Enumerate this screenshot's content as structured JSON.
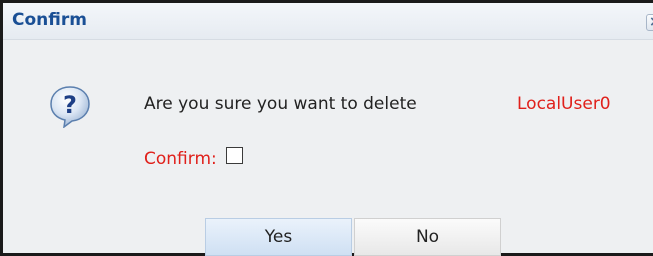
{
  "dialog": {
    "title": "Confirm",
    "close_glyph": "×",
    "icon": "question-icon",
    "message": "Are you sure you want to delete",
    "target_name": "LocalUser0",
    "confirm_label": "Confirm:",
    "confirm_checked": false,
    "buttons": {
      "yes_label": "Yes",
      "no_label": "No"
    }
  },
  "colors": {
    "title": "#1a4f95",
    "highlight_red": "#e0201b",
    "dialog_bg": "#eef0f2",
    "yes_button_bg": "#cfe0f3"
  }
}
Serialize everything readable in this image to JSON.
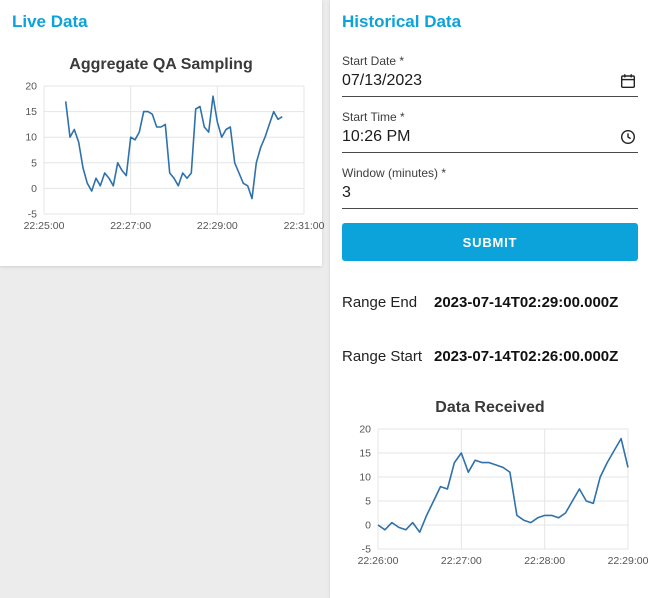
{
  "theme": {
    "accent": "#0ba3da",
    "line_color": "#2f71ab",
    "grid_color": "#e5e5e5",
    "tick_color": "#555555",
    "background": "#ececec",
    "card_background": "#ffffff"
  },
  "live_panel": {
    "title": "Live Data"
  },
  "historical_panel": {
    "title": "Historical Data",
    "form": {
      "start_date": {
        "label": "Start Date *",
        "value": "07/13/2023"
      },
      "start_time": {
        "label": "Start Time *",
        "value": "10:26 PM"
      },
      "window": {
        "label": "Window (minutes) *",
        "value": "3"
      },
      "submit_label": "SUBMIT"
    },
    "range_end": {
      "label": "Range End",
      "value": "2023-07-14T02:29:00.000Z"
    },
    "range_start": {
      "label": "Range Start",
      "value": "2023-07-14T02:26:00.000Z"
    }
  },
  "chart_data": [
    {
      "type": "line",
      "title": "Aggregate QA Sampling",
      "xlabel": "",
      "ylabel": "",
      "legend": "off",
      "grid": "on",
      "x_unit": "seconds after 22:25:00",
      "xlim": [
        0,
        360
      ],
      "ylim": [
        -5,
        20
      ],
      "x_tick_positions": [
        0,
        120,
        240,
        360
      ],
      "x_tick_labels": [
        "22:25:00",
        "22:27:00",
        "22:29:00",
        "22:31:00"
      ],
      "y_ticks": [
        -5,
        0,
        5,
        10,
        15,
        20
      ],
      "x": [
        30,
        36,
        42,
        48,
        54,
        60,
        66,
        72,
        78,
        84,
        90,
        96,
        102,
        108,
        114,
        120,
        126,
        132,
        138,
        144,
        150,
        156,
        162,
        168,
        174,
        180,
        186,
        192,
        198,
        204,
        210,
        216,
        222,
        228,
        234,
        240,
        246,
        252,
        258,
        264,
        270,
        276,
        282,
        288,
        294,
        300,
        306,
        312,
        318,
        324,
        330
      ],
      "values": [
        17,
        10,
        11.5,
        9,
        4,
        1,
        -0.5,
        2,
        0.5,
        3,
        2,
        0.5,
        5,
        3.5,
        2.5,
        10,
        9.5,
        11,
        15,
        15,
        14.5,
        12,
        12,
        12.5,
        3,
        2,
        0.5,
        3,
        2,
        3,
        15.5,
        16,
        12,
        11,
        18,
        13,
        10,
        11.5,
        12,
        5,
        3,
        1,
        0.5,
        -2,
        5,
        8,
        10,
        12.5,
        15,
        13.5,
        14
      ]
    },
    {
      "type": "line",
      "title": "Data Received",
      "xlabel": "",
      "ylabel": "",
      "legend": "off",
      "grid": "on",
      "x_unit": "seconds after 22:26:00",
      "xlim": [
        0,
        180
      ],
      "ylim": [
        -5,
        20
      ],
      "x_tick_positions": [
        0,
        60,
        120,
        180
      ],
      "x_tick_labels": [
        "22:26:00",
        "22:27:00",
        "22:28:00",
        "22:29:00"
      ],
      "y_ticks": [
        -5,
        0,
        5,
        10,
        15,
        20
      ],
      "x": [
        0,
        5,
        10,
        15,
        20,
        25,
        30,
        35,
        40,
        45,
        50,
        55,
        60,
        65,
        70,
        75,
        80,
        85,
        90,
        95,
        100,
        105,
        110,
        115,
        120,
        125,
        130,
        135,
        140,
        145,
        150,
        155,
        160,
        165,
        170,
        175,
        180
      ],
      "values": [
        0,
        -1,
        0.5,
        -0.5,
        -1,
        0.5,
        -1.5,
        2,
        5,
        8,
        7.5,
        13,
        15,
        11,
        13.5,
        13,
        13,
        12.5,
        12,
        11,
        2,
        1,
        0.5,
        1.5,
        2,
        2,
        1.5,
        2.5,
        5,
        7.5,
        5,
        4.5,
        10,
        13,
        15.5,
        18,
        12
      ]
    }
  ]
}
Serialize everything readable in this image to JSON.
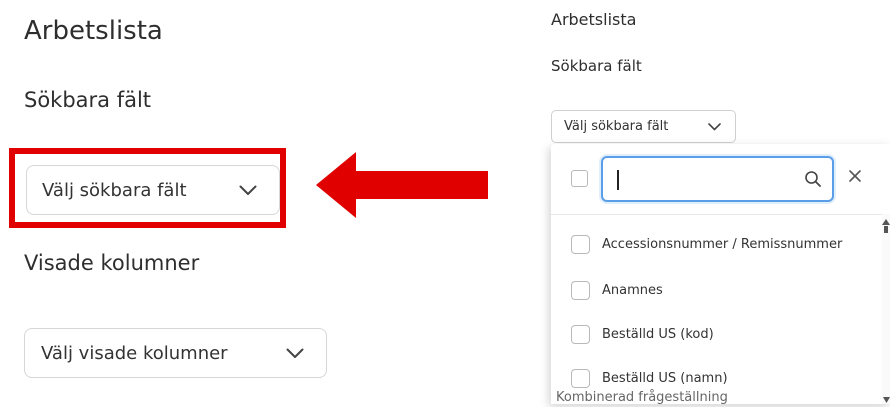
{
  "left_panel": {
    "title": "Arbetslista",
    "searchable_heading": "Sökbara fält",
    "searchable_select": "Välj sökbara fält",
    "columns_heading": "Visade kolumner",
    "columns_select": "Välj visade kolumner"
  },
  "right_panel": {
    "title": "Arbetslista",
    "searchable_heading": "Sökbara fält",
    "searchable_select": "Välj sökbara fält",
    "dropdown": {
      "search_value": "",
      "options": [
        {
          "label": "Accessionsnummer / Remissnummer"
        },
        {
          "label": "Anamnes"
        },
        {
          "label": "Beställd US (kod)"
        },
        {
          "label": "Beställd US (namn)"
        }
      ]
    },
    "partially_hidden_text": "Kombinerad frågeställning"
  },
  "colors": {
    "highlight": "#e00000",
    "focus": "#5b9ee8"
  }
}
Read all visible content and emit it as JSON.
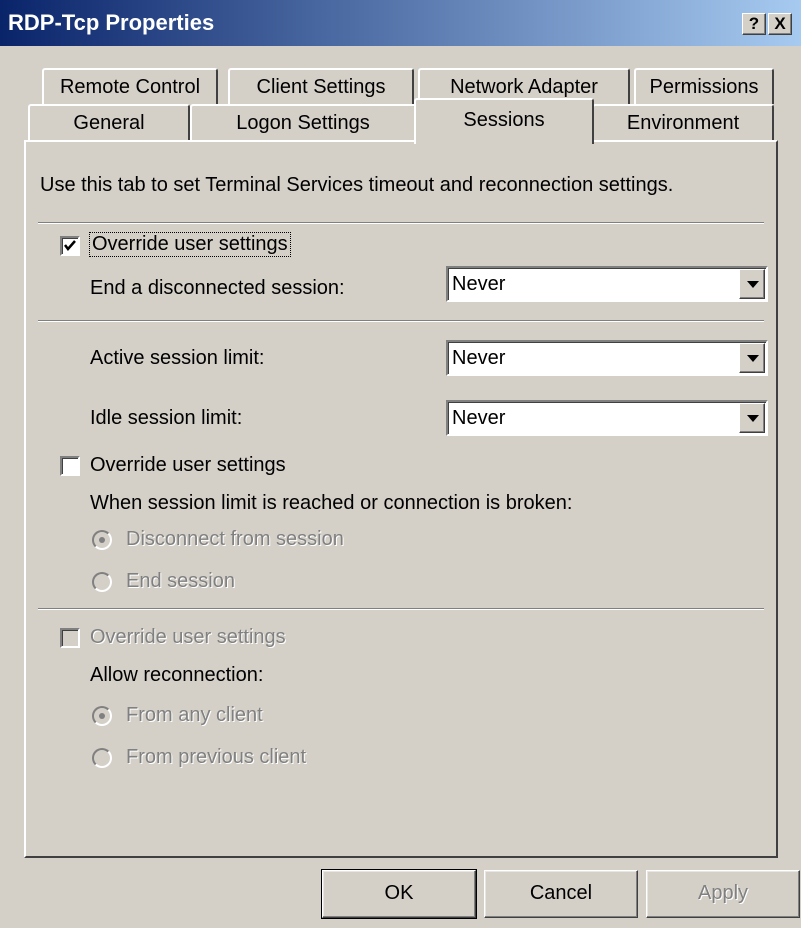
{
  "window": {
    "title": "RDP-Tcp Properties",
    "help_label": "?",
    "close_label": "X"
  },
  "tabs": {
    "row1": [
      "Remote Control",
      "Client Settings",
      "Network Adapter",
      "Permissions"
    ],
    "row2": [
      "General",
      "Logon Settings",
      "Sessions",
      "Environment"
    ],
    "active": "Sessions"
  },
  "sessions": {
    "description": "Use this tab to set Terminal Services timeout and reconnection settings.",
    "group1": {
      "override_label": "Override user settings",
      "override_checked": true,
      "end_disconnected_label": "End a disconnected session:",
      "end_disconnected_value": "Never"
    },
    "limits": {
      "active_label": "Active session limit:",
      "active_value": "Never",
      "idle_label": "Idle session limit:",
      "idle_value": "Never"
    },
    "group2": {
      "override_label": "Override user settings",
      "override_checked": false,
      "when_label": "When session limit is reached or connection is broken:",
      "disconnect_label": "Disconnect from session",
      "disconnect_selected": true,
      "end_session_label": "End session",
      "end_session_selected": false
    },
    "group3": {
      "override_label": "Override user settings",
      "override_checked": false,
      "allow_label": "Allow reconnection:",
      "any_client_label": "From any client",
      "any_client_selected": true,
      "previous_client_label": "From previous client",
      "previous_client_selected": false
    }
  },
  "buttons": {
    "ok": "OK",
    "cancel": "Cancel",
    "apply": "Apply"
  }
}
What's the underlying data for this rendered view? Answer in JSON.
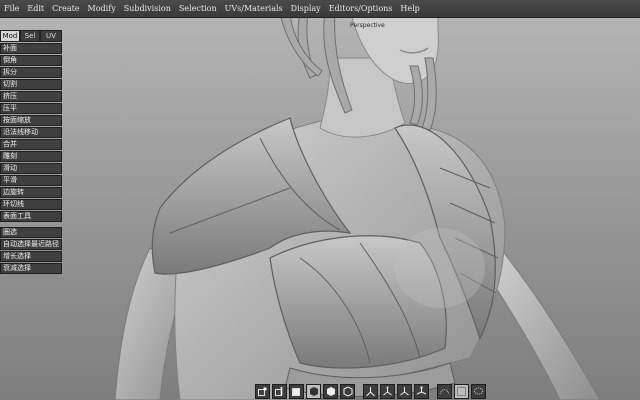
{
  "menu": [
    "File",
    "Edit",
    "Create",
    "Modify",
    "Subdivision",
    "Selection",
    "UVs/Materials",
    "Display",
    "Editors/Options",
    "Help"
  ],
  "viewport": {
    "label": "Perspective"
  },
  "panel": {
    "tabs": [
      "Mod",
      "Sel",
      "UV"
    ],
    "tools_group1": [
      "补面",
      "倒角",
      "拆分",
      "切割",
      "挤压",
      "压平",
      "按面缩放",
      "沿法线移动",
      "合并",
      "雕刻",
      "滑动",
      "平滑",
      "边旋转",
      "环切线",
      "表面工具"
    ],
    "tools_group2": [
      "圈选",
      "自动选择最近路径",
      "增长选择",
      "衰减选择"
    ]
  },
  "toolbar_icons": [
    "vertex-mode-icon",
    "edge-mode-icon",
    "face-mode-icon",
    "object-mode-icon",
    "all-mode-icon",
    "cube-icon",
    "move-gizmo-icon",
    "rotate-gizmo-icon",
    "scale-gizmo-icon",
    "universal-gizmo-icon",
    "dotted-select-icon",
    "marquee-select-icon",
    "lasso-select-icon"
  ],
  "colors": {
    "menubar": "#3f3f3f",
    "panel_button": "#3f3f3f",
    "active_tab": "#d8d8d8"
  }
}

◇ ◇ ◇ ◇

Task requirements »
State the number of lines in these entries that include the string "reconnection". Provide nothing beyond that number.

Solved exercise »
2